■ **Provided information**:

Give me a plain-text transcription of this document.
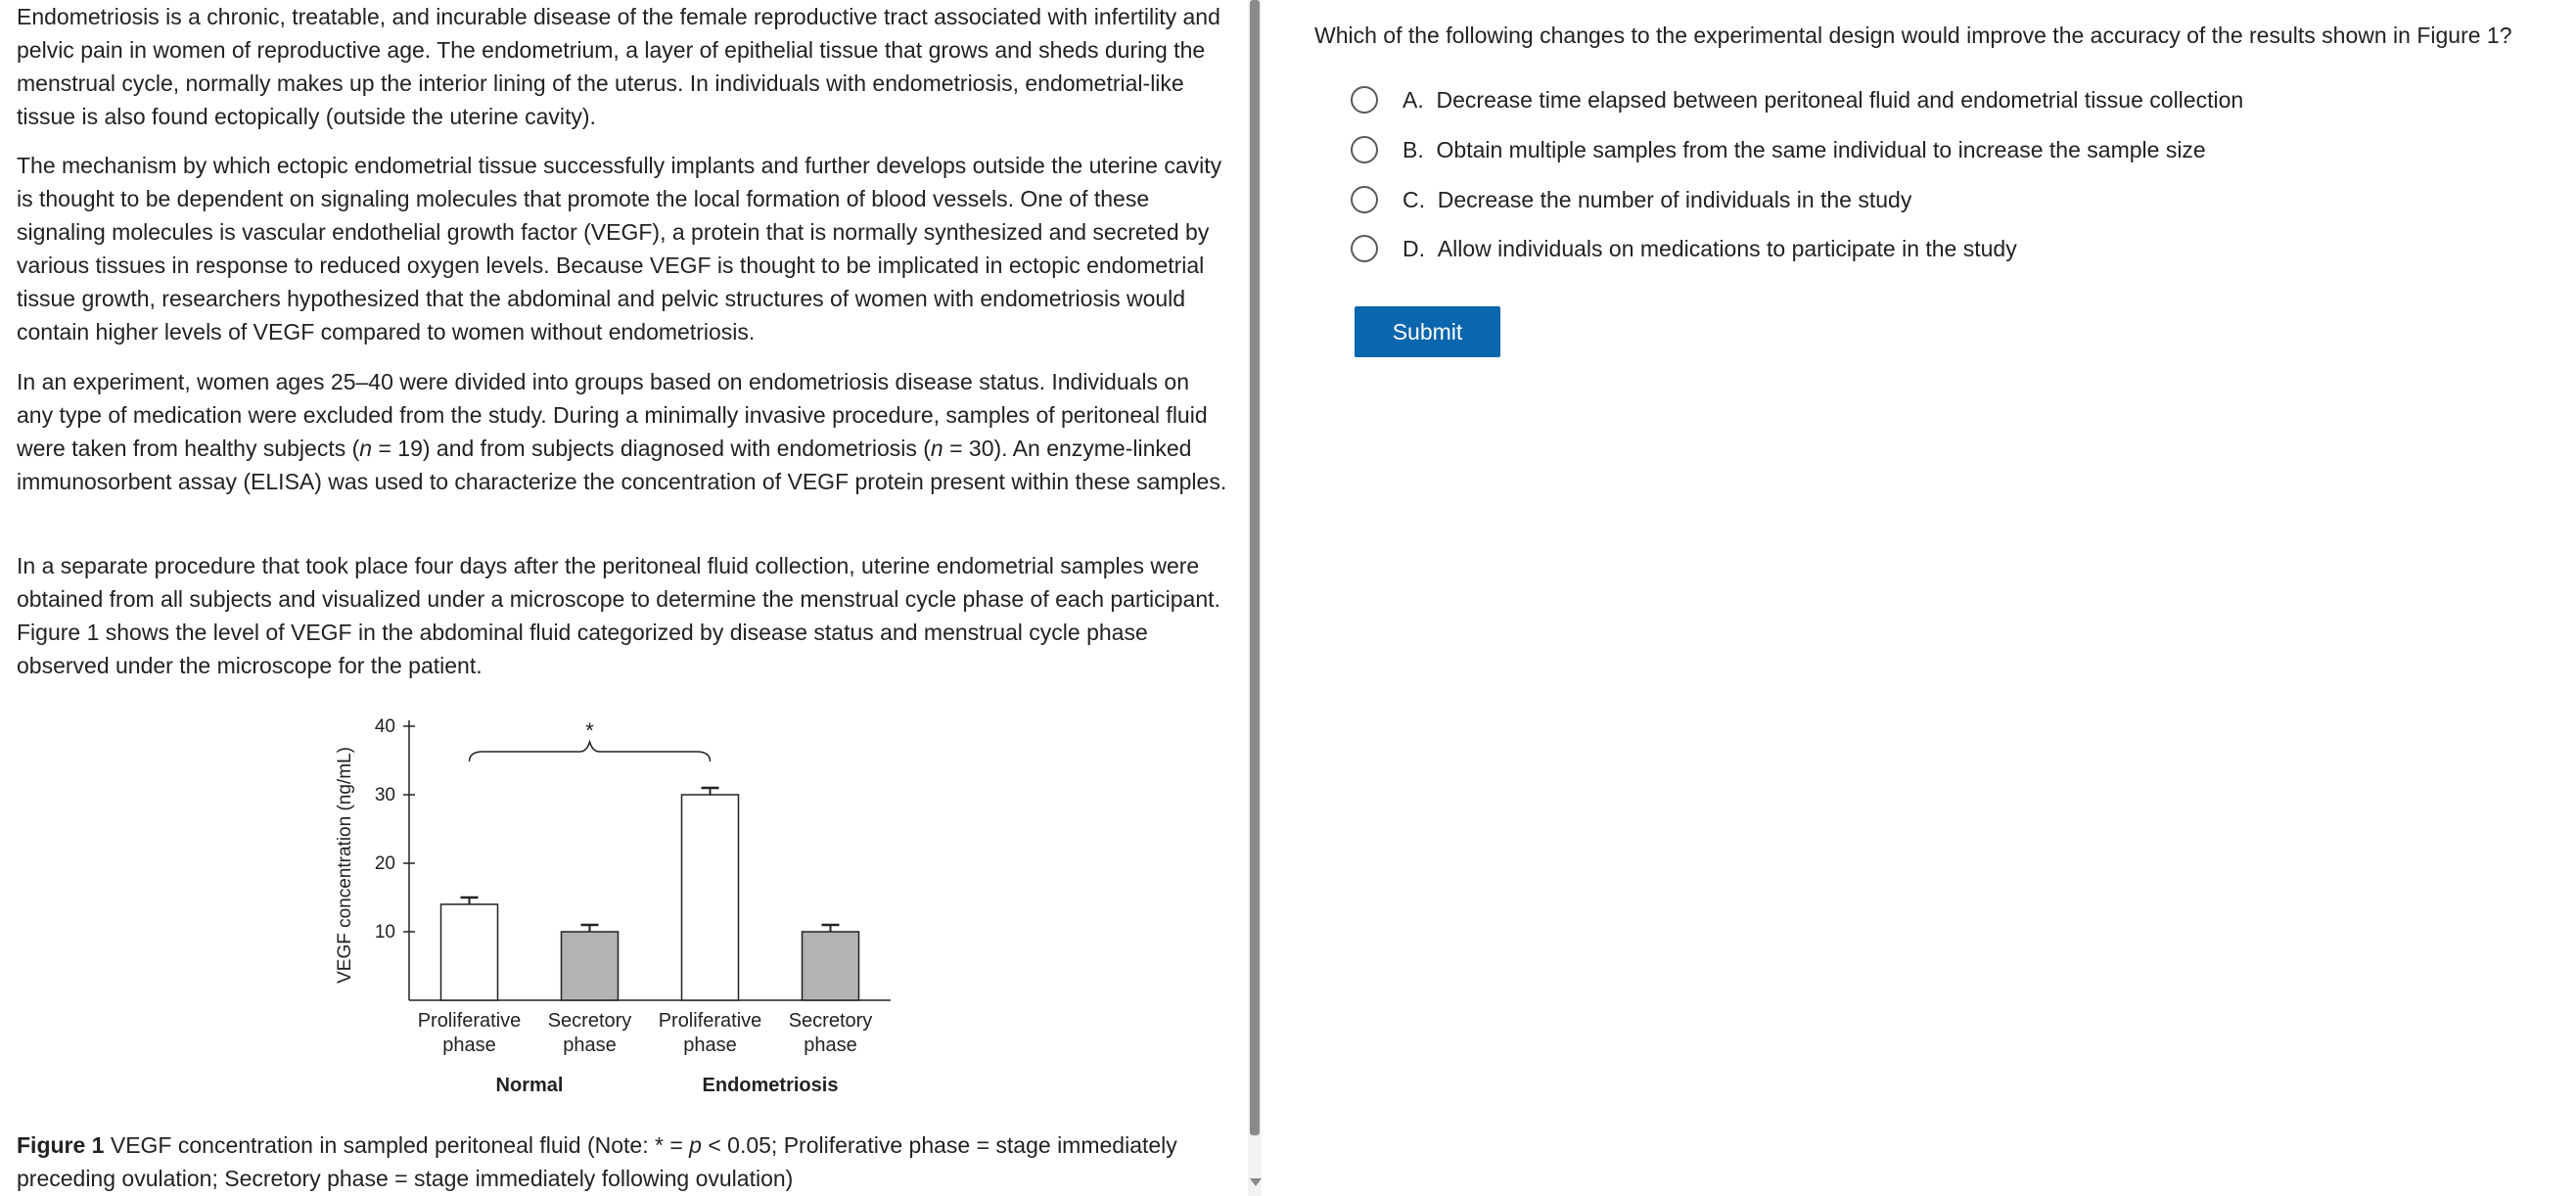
Endometriosis is a chronic, treatable, and incurable disease of the female reproductive tract associated with infertility and pelvic pain in women of reproductive age. The endometrium, a layer of epithelial tissue that grows and sheds during the menstrual cycle, normally makes up the interior lining of the uterus. In individuals with endometriosis, endometrial-like tissue is also found ectopically (outside the uterine cavity).

The mechanism by which ectopic endometrial tissue successfully implants and further develops outside the uterine cavity is thought to be dependent on signaling molecules that promote the local formation of blood vessels. One of these signaling molecules is vascular endothelial growth factor (VEGF), a protein that is normally synthesized and secreted by various tissues in response to reduced oxygen levels. Because VEGF is thought to be implicated in ectopic endometrial tissue growth, researchers hypothesized that the abdominal and pelvic structures of women with endometriosis would contain higher levels of VEGF compared to women without endometriosis.

In an experiment, women ages 25–40 were divided into groups based on endometriosis disease status. Individuals on any type of medication were excluded from the study. During a minimally invasive procedure, samples of peritoneal fluid were taken from healthy subjects (n = 19) and from subjects diagnosed with endometriosis (n = 30). An enzyme-linked immunosorbent assay (ELISA) was used to characterize the concentration of VEGF protein present within these samples.

In a separate procedure that took place four days after the peritoneal fluid collection, uterine endometrial samples were obtained from all subjects and visualized under a microscope to determine the menstrual cycle phase of each participant. Figure 1 shows the level of VEGF in the abdominal fluid categorized by disease status and menstrual cycle phase observed under the microscope for the patient.

VEGF concentration (ng/mL) 10
20
30
40
Proliferative
phase
Secretory
phase
Proliferative
phase
Secretory
phase
Normal	Endometriosis
*

Figure 1 VEGF concentration in sampled peritoneal fluid (Note: * = p < 0.05; Proliferative phase = stage immediately preceding ovulation; Secretory phase = stage immediately following ovulation)

Which of the following changes to the experimental design would improve the accuracy of the results shown in Figure 1?

A. Decrease time elapsed between peritoneal fluid and endometrial tissue collection
B. Obtain multiple samples from the same individual to increase the sample size
C. Decrease the number of individuals in the study
D. Allow individuals on medications to participate in the study
Submit
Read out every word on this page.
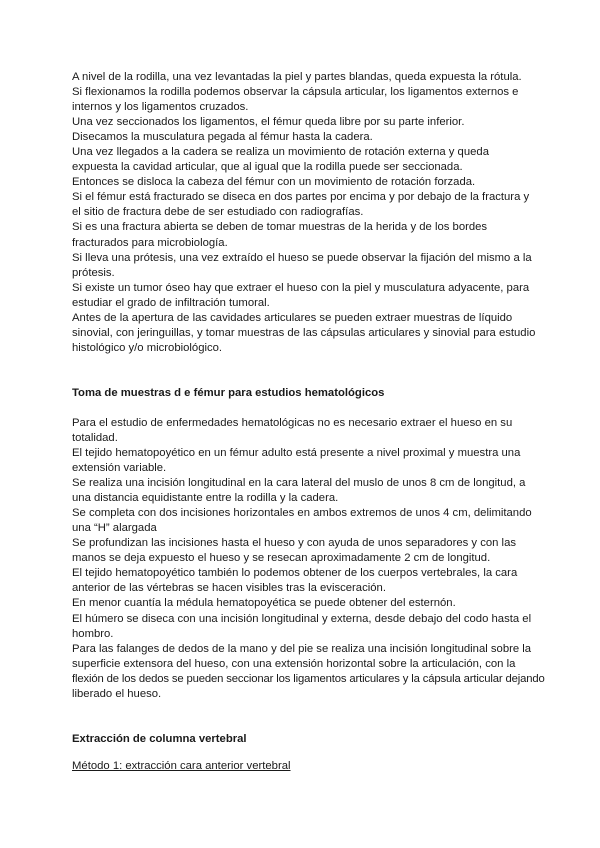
A nivel de la rodilla, una vez levantadas la piel y partes blandas, queda expuesta la rótula.

Si flexionamos la rodilla podemos observar la cápsula articular, los ligamentos externos e

internos y los ligamentos cruzados.

Una vez seccionados los ligamentos, el fémur queda libre por su parte inferior.

Disecamos la musculatura pegada al fémur hasta la cadera.

Una vez llegados a la cadera se realiza un movimiento de rotación externa y queda

expuesta la cavidad articular, que al igual que la rodilla puede ser seccionada.

Entonces se disloca la cabeza del fémur con un movimiento de rotación forzada.

Si el fémur está fracturado se diseca en dos partes por encima y por debajo de la fractura y

el sitio de fractura debe de ser estudiado con radiografías.

Si es una fractura abierta se deben de tomar muestras de la herida y de los bordes

fracturados para microbiología.

Si lleva una prótesis, una vez extraído el hueso se puede observar la fijación del mismo a la

prótesis.

Si existe un tumor óseo hay que extraer el hueso con la piel y musculatura adyacente, para

estudiar el grado de infiltración tumoral.

Antes de la apertura de las cavidades articulares se pueden extraer muestras de líquido

sinovial, con jeringuillas, y tomar muestras de las cápsulas articulares y sinovial para estudio

histológico y/o microbiológico.

Toma de muestras d e fémur para estudios hematológicos

Para el estudio de enfermedades hematológicas no es necesario extraer el hueso en su

totalidad.

El tejido hematopoyético en un fémur adulto está presente a nivel proximal y muestra una

extensión variable.

Se realiza una incisión longitudinal en la cara lateral del muslo de unos 8 cm de longitud, a

una distancia equidistante entre la rodilla y la cadera.

Se completa con dos incisiones horizontales en ambos extremos de unos 4 cm, delimitando

una “H” alargada

Se profundizan las incisiones hasta el hueso y con ayuda de unos separadores y con las

manos se deja expuesto el hueso y se resecan aproximadamente 2 cm de longitud.

El tejido hematopoyético también lo podemos obtener de los cuerpos vertebrales, la cara

anterior de las vértebras se hacen visibles tras la evisceración.

En menor cuantía la médula hematopoyética se puede obtener del esternón.

El húmero se diseca con una incisión longitudinal y externa, desde debajo del codo hasta el

hombro.

Para las falanges de dedos de la mano y del pie se realiza una incisión longitudinal sobre la

superficie extensora del hueso, con una extensión horizontal sobre la articulación, con la

flexión de los dedos se pueden seccionar los ligamentos articulares y la cápsula articular dejando

liberado el hueso.

Extracción de columna vertebral

Método 1: extracción cara anterior vertebral
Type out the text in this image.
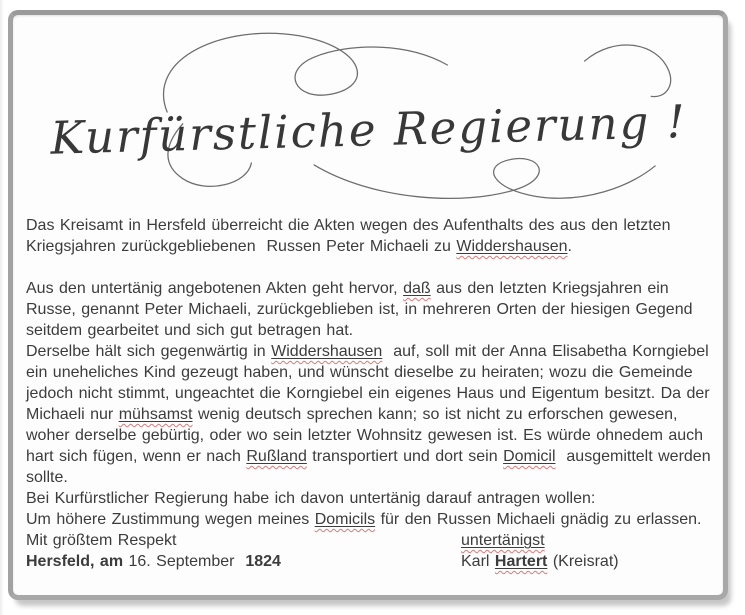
Kurfürstliche Regierung !

Das Kreisamt in Hersfeld überreicht die Akten wegen des Aufenthalts des aus den letzten Kriegsjahren zurückgebliebenen  Russen Peter Michaeli zu Widdershausen.

Aus den untertänig angebotenen Akten geht hervor, daß aus den letzten Kriegsjahren ein Russe, genannt Peter Michaeli, zurückgeblieben ist, in mehreren Orten der hiesigen Gegend seitdem gearbeitet und sich gut betragen hat.

Derselbe hält sich gegenwärtig in Widdershausen  auf, soll mit der Anna Elisabetha Korngiebel ein uneheliches Kind gezeugt haben, und wünscht dieselbe zu heiraten; wozu die Gemeinde jedoch nicht stimmt, ungeachtet die Korngiebel ein eigenes Haus und Eigentum besitzt. Da der Michaeli nur mühsamst wenig deutsch sprechen kann; so ist nicht zu erforschen gewesen, woher derselbe gebürtig, oder wo sein letzter Wohnsitz gewesen ist. Es würde ohnedem auch hart sich fügen, wenn er nach Rußland transportiert und dort sein Domicil  ausgemittelt werden sollte.

Bei Kurfürstlicher Regierung habe ich davon untertänig darauf antragen wollen:

Um höhere Zustimmung wegen meines Domicils für den Russen Michaeli gnädig zu erlassen.

Mit größtem Respekt	untertänigst
Hersfeld, am 16. September  1824	Karl Hartert (Kreisrat)
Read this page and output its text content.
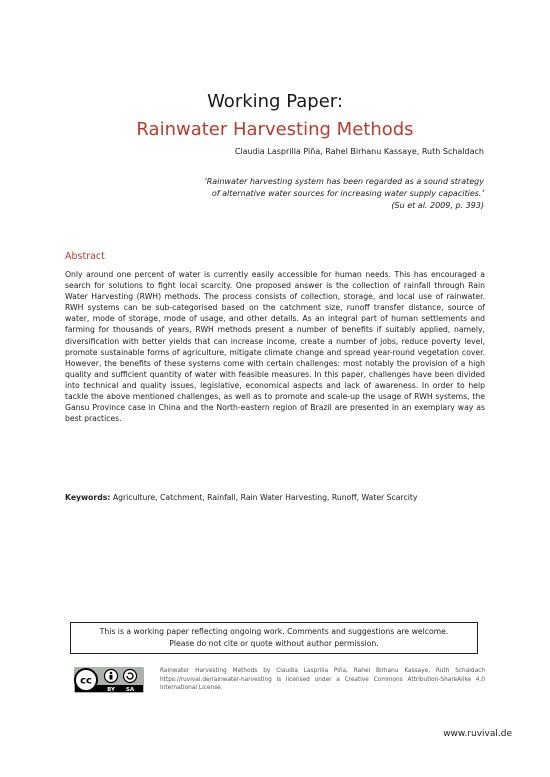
Working Paper:
Rainwater Harvesting Methods
Claudia Lasprilla Piña, Rahel Birhanu Kassaye, Ruth Schaldach
‘Rainwater harvesting system has been regarded as a sound strategy
of alternative water sources for increasing water supply capacities.’
(Su et al. 2009, p. 393)
Abstract

Only around one percent of water is currently easily accessible for human needs. This has encouraged a search for solutions to fight local scarcity. One proposed answer is the collection of rainfall through Rain Water Harvesting (RWH) methods. The process consists of collection, storage, and local use of rainwater. RWH systems can be sub-categorised based on the catchment size, runoff transfer distance, source of water, mode of storage, mode of usage, and other details. As an integral part of human settlements and farming for thousands of years, RWH methods present a number of benefits if suitably applied, namely, diversification with better yields that can increase income, create a number of jobs, reduce poverty level, promote sustainable forms of agriculture, mitigate climate change and spread year-round vegetation cover. However, the benefits of these systems come with certain challenges: most notably the provision of a high quality and sufficient quantity of water with feasible measures. In this paper, challenges have been divided into technical and quality issues, legislative, economical aspects and lack of awareness. In order to help tackle the above mentioned challenges, as well as to promote and scale-up the usage of RWH systems, the Gansu Province case in China and the North-eastern region of Brazil are presented in an exemplary way as best practices.

Keywords: Agriculture, Catchment, Rainfall, Rain Water Harvesting, Runoff, Water Scarcity
This is a working paper reflecting ongoing work. Comments and suggestions are welcome.
Please do not cite or quote without author permission.
cc
BY SA
Rainwater Harvesting Methods by Claudia Lasprilla Piña, Rahel Birhanu Kassaye, Ruth Schaldach https://ruvival.de/rainwater-harvesting is licensed under a Creative Commons Attribution-ShareAlike 4.0 International License.
www.ruvival.de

■ **What you will do**: The response is the full listing, copied exactly, with the pictures omitted.

■ **Finished task**:
Give me a plain-text transcription of this document.
Endometriosis is a chronic, treatable, and incurable disease of the female reproductive tract associated with infertility and pelvic pain in women of reproductive age. The endometrium, a layer of epithelial tissue that grows and sheds during the menstrual cycle, normally makes up the interior lining of the uterus. In individuals with endometriosis, endometrial-like tissue is also found ectopically (outside the uterine cavity).

The mechanism by which ectopic endometrial tissue successfully implants and further develops outside the uterine cavity is thought to be dependent on signaling molecules that promote the local formation of blood vessels. One of these signaling molecules is vascular endothelial growth factor (VEGF), a protein that is normally synthesized and secreted by various tissues in response to reduced oxygen levels. Because VEGF is thought to be implicated in ectopic endometrial tissue growth, researchers hypothesized that the abdominal and pelvic structures of women with endometriosis would contain higher levels of VEGF compared to women without endometriosis.

In an experiment, women ages 25–40 were divided into groups based on endometriosis disease status. Individuals on any type of medication were excluded from the study. During a minimally invasive procedure, samples of peritoneal fluid were taken from healthy subjects (n = 19) and from subjects diagnosed with endometriosis (n = 30). An enzyme-linked immunosorbent assay (ELISA) was used to characterize the concentration of VEGF protein present within these samples.

In a separate procedure that took place four days after the peritoneal fluid collection, uterine endometrial samples were obtained from all subjects and visualized under a microscope to determine the menstrual cycle phase of each participant. Figure 1 shows the level of VEGF in the abdominal fluid categorized by disease status and menstrual cycle phase observed under the microscope for the patient.

VEGF concentration (ng/mL) 10
20
30
40
Proliferative
phase
Secretory
phase
Proliferative
phase
Secretory
phase
Normal	Endometriosis
*

Figure 1 VEGF concentration in sampled peritoneal fluid (Note: * = p < 0.05; Proliferative phase = stage immediately preceding ovulation; Secretory phase = stage immediately following ovulation)

Which of the following changes to the experimental design would improve the accuracy of the results shown in Figure 1?

A. Decrease time elapsed between peritoneal fluid and endometrial tissue collection
B. Obtain multiple samples from the same individual to increase the sample size
C. Decrease the number of individuals in the study
D. Allow individuals on medications to participate in the study
Submit
Read out every word on this page.
A nivel de la rodilla, una vez levantadas la piel y partes blandas, queda expuesta la rótula.

Si flexionamos la rodilla podemos observar la cápsula articular, los ligamentos externos e

internos y los ligamentos cruzados.

Una vez seccionados los ligamentos, el fémur queda libre por su parte inferior.

Disecamos la musculatura pegada al fémur hasta la cadera.

Una vez llegados a la cadera se realiza un movimiento de rotación externa y queda

expuesta la cavidad articular, que al igual que la rodilla puede ser seccionada.

Entonces se disloca la cabeza del fémur con un movimiento de rotación forzada.

Si el fémur está fracturado se diseca en dos partes por encima y por debajo de la fractura y

el sitio de fractura debe de ser estudiado con radiografías.

Si es una fractura abierta se deben de tomar muestras de la herida y de los bordes

fracturados para microbiología.

Si lleva una prótesis, una vez extraído el hueso se puede observar la fijación del mismo a la

prótesis.

Si existe un tumor óseo hay que extraer el hueso con la piel y musculatura adyacente, para

estudiar el grado de infiltración tumoral.

Antes de la apertura de las cavidades articulares se pueden extraer muestras de líquido

sinovial, con jeringuillas, y tomar muestras de las cápsulas articulares y sinovial para estudio

histológico y/o microbiológico.

Toma de muestras d e fémur para estudios hematológicos

Para el estudio de enfermedades hematológicas no es necesario extraer el hueso en su

totalidad.

El tejido hematopoyético en un fémur adulto está presente a nivel proximal y muestra una

extensión variable.

Se realiza una incisión longitudinal en la cara lateral del muslo de unos 8 cm de longitud, a

una distancia equidistante entre la rodilla y la cadera.

Se completa con dos incisiones horizontales en ambos extremos de unos 4 cm, delimitando

una “H” alargada

Se profundizan las incisiones hasta el hueso y con ayuda de unos separadores y con las

manos se deja expuesto el hueso y se resecan aproximadamente 2 cm de longitud.

El tejido hematopoyético también lo podemos obtener de los cuerpos vertebrales, la cara

anterior de las vértebras se hacen visibles tras la evisceración.

En menor cuantía la médula hematopoyética se puede obtener del esternón.

El húmero se diseca con una incisión longitudinal y externa, desde debajo del codo hasta el

hombro.

Para las falanges de dedos de la mano y del pie se realiza una incisión longitudinal sobre la

superficie extensora del hueso, con una extensión horizontal sobre la articulación, con la

flexión de los dedos se pueden seccionar los ligamentos articulares y la cápsula articular dejando

liberado el hueso.

Extracción de columna vertebral

Método 1: extracción cara anterior vertebral
Type out the text in this image.
Kurfürstliche Regierung !

Das Kreisamt in Hersfeld überreicht die Akten wegen des Aufenthalts des aus den letzten Kriegsjahren zurückgebliebenen  Russen Peter Michaeli zu Widdershausen.

Aus den untertänig angebotenen Akten geht hervor, daß aus den letzten Kriegsjahren ein Russe, genannt Peter Michaeli, zurückgeblieben ist, in mehreren Orten der hiesigen Gegend seitdem gearbeitet und sich gut betragen hat.

Derselbe hält sich gegenwärtig in Widdershausen  auf, soll mit der Anna Elisabetha Korngiebel ein uneheliches Kind gezeugt haben, und wünscht dieselbe zu heiraten; wozu die Gemeinde jedoch nicht stimmt, ungeachtet die Korngiebel ein eigenes Haus und Eigentum besitzt. Da der Michaeli nur mühsamst wenig deutsch sprechen kann; so ist nicht zu erforschen gewesen, woher derselbe gebürtig, oder wo sein letzter Wohnsitz gewesen ist. Es würde ohnedem auch hart sich fügen, wenn er nach Rußland transportiert und dort sein Domicil  ausgemittelt werden sollte.

Bei Kurfürstlicher Regierung habe ich davon untertänig darauf antragen wollen:

Um höhere Zustimmung wegen meines Domicils für den Russen Michaeli gnädig zu erlassen.

Mit größtem Respekt	untertänigst
Hersfeld, am 16. September  1824	Karl Hartert (Kreisrat)
Read this page and output its text content.
Working Paper:
Rainwater Harvesting Methods
Claudia Lasprilla Piña, Rahel Birhanu Kassaye, Ruth Schaldach
‘Rainwater harvesting system has been regarded as a sound strategy
of alternative water sources for increasing water supply capacities.’
(Su et al. 2009, p. 393)
Abstract

Only around one percent of water is currently easily accessible for human needs. This has encouraged a search for solutions to fight local scarcity. One proposed answer is the collection of rainfall through Rain Water Harvesting (RWH) methods. The process consists of collection, storage, and local use of rainwater. RWH systems can be sub-categorised based on the catchment size, runoff transfer distance, source of water, mode of storage, mode of usage, and other details. As an integral part of human settlements and farming for thousands of years, RWH methods present a number of benefits if suitably applied, namely, diversification with better yields that can increase income, create a number of jobs, reduce poverty level, promote sustainable forms of agriculture, mitigate climate change and spread year-round vegetation cover. However, the benefits of these systems come with certain challenges: most notably the provision of a high quality and sufficient quantity of water with feasible measures. In this paper, challenges have been divided into technical and quality issues, legislative, economical aspects and lack of awareness. In order to help tackle the above mentioned challenges, as well as to promote and scale-up the usage of RWH systems, the Gansu Province case in China and the North-eastern region of Brazil are presented in an exemplary way as best practices.

Keywords: Agriculture, Catchment, Rainfall, Rain Water Harvesting, Runoff, Water Scarcity
This is a working paper reflecting ongoing work. Comments and suggestions are welcome.
Please do not cite or quote without author permission.
cc
BY SA
Rainwater Harvesting Methods by Claudia Lasprilla Piña, Rahel Birhanu Kassaye, Ruth Schaldach https://ruvival.de/rainwater-harvesting is licensed under a Creative Commons Attribution-ShareAlike 4.0 International License.
www.ruvival.de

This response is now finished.